§ **Work to be completed**
Look through the material below and give the number of lines holding "over", with no other words.

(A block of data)
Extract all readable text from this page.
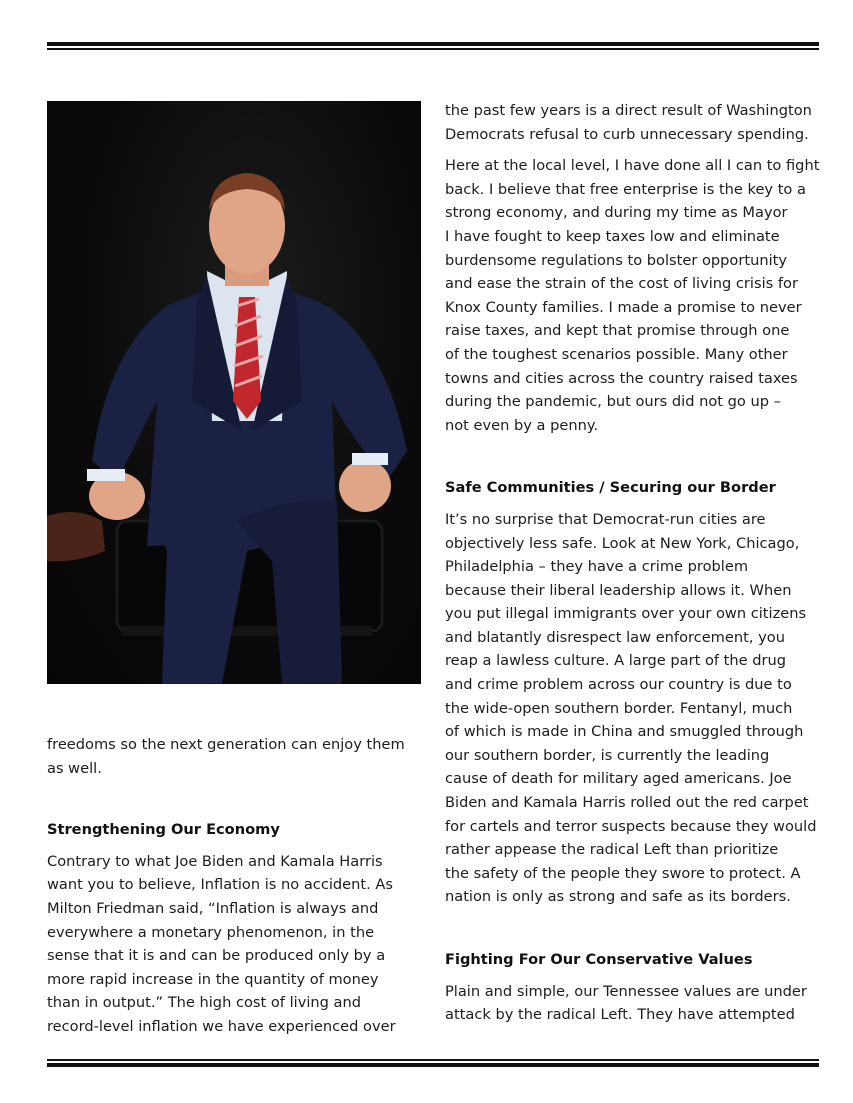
freedoms so the next generation can enjoy them
as well.

Strengthening Our Economy

Contrary to what Joe Biden and Kamala Harris
want you to believe, Inflation is no accident. As
Milton Friedman said, “Inflation is always and
everywhere a monetary phenomenon, in the
sense that it is and can be produced only by a
more rapid increase in the quantity of money
than in output.” The high cost of living and
record-level inflation we have experienced over

the past few years is a direct result of Washington
Democrats refusal to curb unnecessary spending.

Here at the local level, I have done all I can to fight
back. I believe that free enterprise is the key to a
strong economy, and during my time as Mayor
I have fought to keep taxes low and eliminate
burdensome regulations to bolster opportunity
and ease the strain of the cost of living crisis for
Knox County families. I made a promise to never
raise taxes, and kept that promise through one
of the toughest scenarios possible. Many other
towns and cities across the country raised taxes
during the pandemic, but ours did not go up –
not even by a penny.

Safe Communities / Securing our Border

It’s no surprise that Democrat-run cities are
objectively less safe. Look at New York, Chicago,
Philadelphia – they have a crime problem
because their liberal leadership allows it. When
you put illegal immigrants over your own citizens
and blatantly disrespect law enforcement, you
reap a lawless culture. A large part of the drug
and crime problem across our country is due to
the wide-open southern border. Fentanyl, much
of which is made in China and smuggled through
our southern border, is currently the leading
cause of death for military aged americans. Joe
Biden and Kamala Harris rolled out the red carpet
for cartels and terror suspects because they would
rather appease the radical Left than prioritize
the safety of the people they swore to protect. A
nation is only as strong and safe as its borders.

Fighting For Our Conservative Values

Plain and simple, our Tennessee values are under
attack by the radical Left. They have attempted
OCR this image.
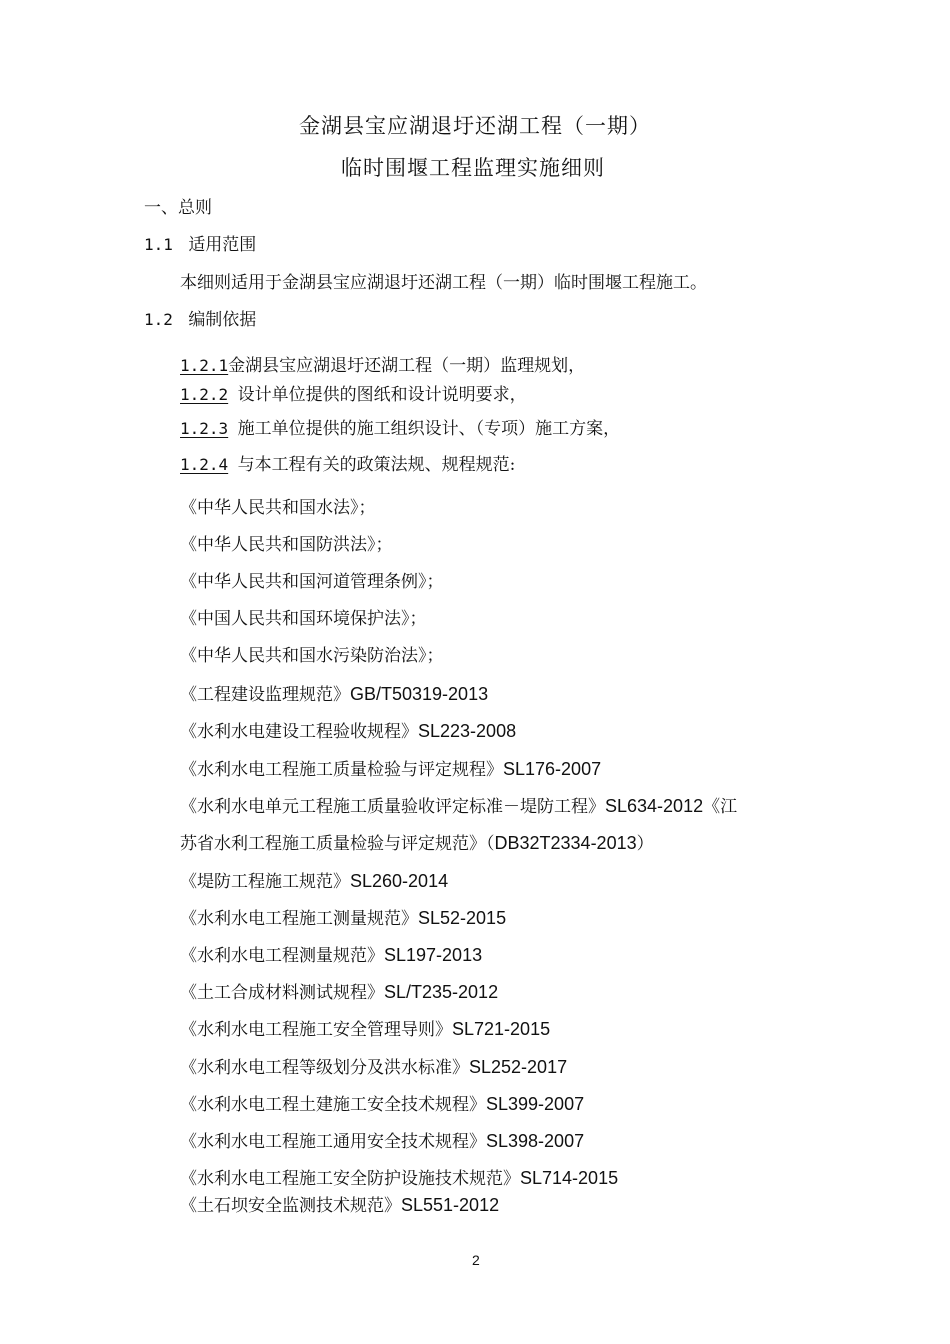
金湖县宝应湖退圩还湖工程（一期）
临时围堰工程监理实施细则
一、总则
1.1 适用范围
本细则适用于金湖县宝应湖退圩还湖工程（一期）临时围堰工程施工。
1.2 编制依据
1.2.1金湖县宝应湖退圩还湖工程（一期）监理规划，
1.2.2 设计单位提供的图纸和设计说明要求，
1.2.3 施工单位提供的施工组织设计、（专项）施工方案，
1.2.4 与本工程有关的政策法规、规程规范:
《中华人民共和国水法》；
《中华人民共和国防洪法》；
《中华人民共和国河道管理条例》；
《中国人民共和国环境保护法》；
《中华人民共和国水污染防治法》；
《工程建设监理规范》GB/T50319-2013
《水利水电建设工程验收规程》SL223-2008
《水利水电工程施工质量检验与评定规程》SL176-2007
《水利水电单元工程施工质量验收评定标准－堤防工程》SL634-2012《江
苏省水利工程施工质量检验与评定规范》（DB32T2334-2013）
《堤防工程施工规范》SL260-2014
《水利水电工程施工测量规范》SL52-2015
《水利水电工程测量规范》SL197-2013
《土工合成材料测试规程》SL/T235-2012
《水利水电工程施工安全管理导则》SL721-2015
《水利水电工程等级划分及洪水标准》SL252-2017
《水利水电工程土建施工安全技术规程》SL399-2007
《水利水电工程施工通用安全技术规程》SL398-2007
《水利水电工程施工安全防护设施技术规范》SL714-2015
《土石坝安全监测技术规范》SL551-2012
2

§ **Problem solution**
2